Autre cas de figure, Jean-François Mattei, professeur de génétique, nommé ministre de la Santé en 2002. Un homme d’une grande rigueur, grand travailleur et connaissant parfaitement ses dossiers. Il s’était préparé de longue date à ce poste, et avait tout pour réussir. Or voilà que ce chercheur, d’abord très apprécié, explose en vol, ne se rendant pas compte de l’impact de la canicule de l’été 2003, traînant même les pieds pour remonter à Paris alors qu’il était en vacances dans le Sud. Une faute politique qui lui sera fatale.
On le voit, l'habit, en l'occurrence la blouse, ne fait décidément pas le moine. Les circonstances jouent un rôle essentiel. Et aujourd'hui, elles sont favorables à Agnès Buzyn. Les médecins comme les établissements de soins ont globalement bien réagi à sa nomination. Certes, Jean-Paul Ortiz, président de la CSMF, premier syndicat de médecins libéraux (généralistes et spécialistes) s'est dit «sceptique». «Nous sortons de cinq ans de conflit et d'absence de dialogue avec la ministre de la Santé Marisol Touraine, a-t-il déclaré à l'AFP, se demandant si Agnès Buzyn n'est pas dans sa lignée». A l'inverse, Claude Leicher, le président de MG France, premier syndicat de médecins généralistes libéraux, a salué la nomination d'une «grande professionnelle», d'un «médecin» qui «connaît très bien de l'intérieur le système de santé».
Agnès Buzyn, elle, se dit prête. Lors de la passation de pouvoirs, mercredi soir avenue de Ségur, la nouvelle ministre a eu cette réflexion en s'adressant à sa prédécesseure: «Notre style sera peut-être différent mais notre engagement tout aussi puissant. Je prendrai d'arrache-pied tous les dossiers urgents, j'essaierai de les traiter avec équité. Ce n'est pas parce que je suis médecin que je ne m'intéresserai qu'au champ de la santé.» Elle avoue cependant avoir longuement hésité avant d'accepter le poste. Elle est de gauche, ne s'en est jamais cachée, mais ne l'a jamais affiché. Venant d'un milieu aisé, elle a toujours été «une bonne élève», reconnaît-elle.
Dans sa carrière hospitalière, elle a subi la misogynie ambiante: à l'hôpital, les médecins sont des femmes, les professeurs des hommes. Elle connaît parfaitement les petites médiocrités du monde mandarinal, mais aussi les lourdeurs de l'administration, les jeux de pouvoir et ses impuissances. C'est pour cela, d'ailleurs, qu'Agnès Buzyn avait refusé, en octobre 2013, le poste de directeur général de la santé, ne voulant pas être coincée entre les directives du ministre et les exigences de santé publique. «Je veux avoir une marge de manœuvre, nous disait-elle. Je veux pouvoir agir.» Mettant en avant la nécessité d'être du côté des malades, et faisant du combat contre les inégalités face à la santé une priorité.

Données fournies:
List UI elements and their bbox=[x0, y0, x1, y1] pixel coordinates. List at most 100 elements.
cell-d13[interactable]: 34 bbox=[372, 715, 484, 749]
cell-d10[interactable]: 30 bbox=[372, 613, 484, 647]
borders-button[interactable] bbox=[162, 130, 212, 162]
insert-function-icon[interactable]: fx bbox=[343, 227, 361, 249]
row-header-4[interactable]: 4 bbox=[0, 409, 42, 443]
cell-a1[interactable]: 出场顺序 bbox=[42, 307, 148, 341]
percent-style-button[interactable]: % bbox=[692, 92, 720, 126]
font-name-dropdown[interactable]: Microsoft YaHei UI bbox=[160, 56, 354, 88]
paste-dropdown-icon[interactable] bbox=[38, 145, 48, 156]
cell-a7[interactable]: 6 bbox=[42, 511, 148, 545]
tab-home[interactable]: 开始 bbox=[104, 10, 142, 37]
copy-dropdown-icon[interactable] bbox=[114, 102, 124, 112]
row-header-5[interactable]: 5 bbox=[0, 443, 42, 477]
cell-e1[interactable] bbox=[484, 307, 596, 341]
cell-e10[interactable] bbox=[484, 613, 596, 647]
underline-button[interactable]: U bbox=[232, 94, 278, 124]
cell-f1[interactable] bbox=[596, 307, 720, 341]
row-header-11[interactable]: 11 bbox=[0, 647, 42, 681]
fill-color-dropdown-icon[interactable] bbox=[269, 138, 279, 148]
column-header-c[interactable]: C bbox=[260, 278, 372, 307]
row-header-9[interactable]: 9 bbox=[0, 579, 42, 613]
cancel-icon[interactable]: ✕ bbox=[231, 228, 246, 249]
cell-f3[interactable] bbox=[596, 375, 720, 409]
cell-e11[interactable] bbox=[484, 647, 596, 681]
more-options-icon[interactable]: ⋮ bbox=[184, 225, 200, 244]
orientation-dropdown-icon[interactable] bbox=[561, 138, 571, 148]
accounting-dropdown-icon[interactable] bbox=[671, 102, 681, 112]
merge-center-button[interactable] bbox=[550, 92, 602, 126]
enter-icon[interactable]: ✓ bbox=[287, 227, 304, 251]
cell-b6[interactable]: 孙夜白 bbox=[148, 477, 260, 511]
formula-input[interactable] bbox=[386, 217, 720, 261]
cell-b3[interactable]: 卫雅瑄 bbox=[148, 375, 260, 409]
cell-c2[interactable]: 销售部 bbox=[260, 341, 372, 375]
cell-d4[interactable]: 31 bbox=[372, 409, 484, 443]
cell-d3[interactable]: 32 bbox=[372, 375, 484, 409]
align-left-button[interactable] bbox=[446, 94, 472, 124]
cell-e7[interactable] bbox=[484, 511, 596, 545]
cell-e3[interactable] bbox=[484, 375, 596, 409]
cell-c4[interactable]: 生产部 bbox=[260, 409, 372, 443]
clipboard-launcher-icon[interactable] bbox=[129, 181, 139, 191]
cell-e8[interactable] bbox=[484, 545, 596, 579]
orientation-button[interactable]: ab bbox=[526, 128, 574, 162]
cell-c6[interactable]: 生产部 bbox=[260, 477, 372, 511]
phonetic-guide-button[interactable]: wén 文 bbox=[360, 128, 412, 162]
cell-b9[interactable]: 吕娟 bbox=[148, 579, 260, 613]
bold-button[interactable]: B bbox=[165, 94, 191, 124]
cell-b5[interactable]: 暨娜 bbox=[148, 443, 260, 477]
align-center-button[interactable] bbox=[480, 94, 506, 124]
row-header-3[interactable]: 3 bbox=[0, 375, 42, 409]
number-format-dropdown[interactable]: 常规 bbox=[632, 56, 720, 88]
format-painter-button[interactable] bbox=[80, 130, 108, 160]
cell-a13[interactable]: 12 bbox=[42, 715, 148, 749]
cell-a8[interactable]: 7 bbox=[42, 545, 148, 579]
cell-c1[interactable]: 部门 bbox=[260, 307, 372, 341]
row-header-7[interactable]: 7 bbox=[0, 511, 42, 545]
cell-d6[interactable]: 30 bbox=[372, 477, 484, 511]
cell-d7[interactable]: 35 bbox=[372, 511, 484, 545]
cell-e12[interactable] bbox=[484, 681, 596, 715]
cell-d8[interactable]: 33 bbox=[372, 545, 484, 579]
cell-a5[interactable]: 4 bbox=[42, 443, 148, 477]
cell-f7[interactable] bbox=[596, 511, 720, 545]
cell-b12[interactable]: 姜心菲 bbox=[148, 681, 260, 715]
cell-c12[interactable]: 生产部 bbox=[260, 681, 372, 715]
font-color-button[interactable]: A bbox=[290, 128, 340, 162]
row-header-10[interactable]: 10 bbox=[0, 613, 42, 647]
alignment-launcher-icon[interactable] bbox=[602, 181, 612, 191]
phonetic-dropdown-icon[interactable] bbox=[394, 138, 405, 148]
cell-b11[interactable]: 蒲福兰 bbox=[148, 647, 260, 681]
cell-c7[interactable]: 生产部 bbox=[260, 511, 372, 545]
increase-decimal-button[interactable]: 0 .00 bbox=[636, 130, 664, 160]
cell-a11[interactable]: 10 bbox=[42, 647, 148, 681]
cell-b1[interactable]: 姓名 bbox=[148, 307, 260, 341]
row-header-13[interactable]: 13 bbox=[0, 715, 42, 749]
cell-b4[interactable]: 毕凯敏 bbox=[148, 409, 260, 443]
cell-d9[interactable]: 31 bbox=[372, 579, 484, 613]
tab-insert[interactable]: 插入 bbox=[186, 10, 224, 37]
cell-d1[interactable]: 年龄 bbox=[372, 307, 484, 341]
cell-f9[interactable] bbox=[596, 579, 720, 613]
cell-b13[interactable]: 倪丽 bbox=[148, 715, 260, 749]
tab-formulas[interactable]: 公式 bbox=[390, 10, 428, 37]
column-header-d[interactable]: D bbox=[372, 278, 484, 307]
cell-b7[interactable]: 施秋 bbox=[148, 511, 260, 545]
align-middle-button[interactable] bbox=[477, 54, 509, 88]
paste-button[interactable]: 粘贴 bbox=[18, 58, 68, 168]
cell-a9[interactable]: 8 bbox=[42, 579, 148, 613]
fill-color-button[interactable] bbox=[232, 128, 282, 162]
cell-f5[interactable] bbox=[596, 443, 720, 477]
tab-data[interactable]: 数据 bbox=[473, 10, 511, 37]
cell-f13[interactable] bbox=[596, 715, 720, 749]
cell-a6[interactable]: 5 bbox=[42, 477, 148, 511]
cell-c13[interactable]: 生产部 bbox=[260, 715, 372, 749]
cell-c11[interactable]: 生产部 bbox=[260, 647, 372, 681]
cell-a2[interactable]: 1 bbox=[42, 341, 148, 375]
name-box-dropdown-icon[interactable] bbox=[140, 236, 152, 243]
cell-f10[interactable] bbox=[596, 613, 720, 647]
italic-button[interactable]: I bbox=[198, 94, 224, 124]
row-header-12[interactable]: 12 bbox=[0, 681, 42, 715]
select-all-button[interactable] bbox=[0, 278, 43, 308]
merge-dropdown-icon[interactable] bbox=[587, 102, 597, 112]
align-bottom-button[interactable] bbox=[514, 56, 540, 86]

Travail à réaliser: Citez l'extrait en commençant à « Dans sa carrière » et en terminant à « santé une priorité. ».

Réponse:
Dans sa carrière hospitalière, elle a subi la misogynie ambiante: à l'hôpital, les médecins sont des femmes, les professeurs des hommes. Elle connaît parfaitement les petites médiocrités du monde mandarinal, mais aussi les lourdeurs de l'administration, les jeux de pouvoir et ses impuissances. C'est pour cela, d'ailleurs, qu'Agnès Buzyn avait refusé, en octobre 2013, le poste de directeur général de la santé, ne voulant pas être coincée entre les directives du ministre et les exigences de santé publique. «Je veux avoir une marge de manœuvre, nous disait-elle. Je veux pouvoir agir.» Mettant en avant la nécessité d'être du côté des malades, et faisant du combat contre les inégalités face à la santé une priorité.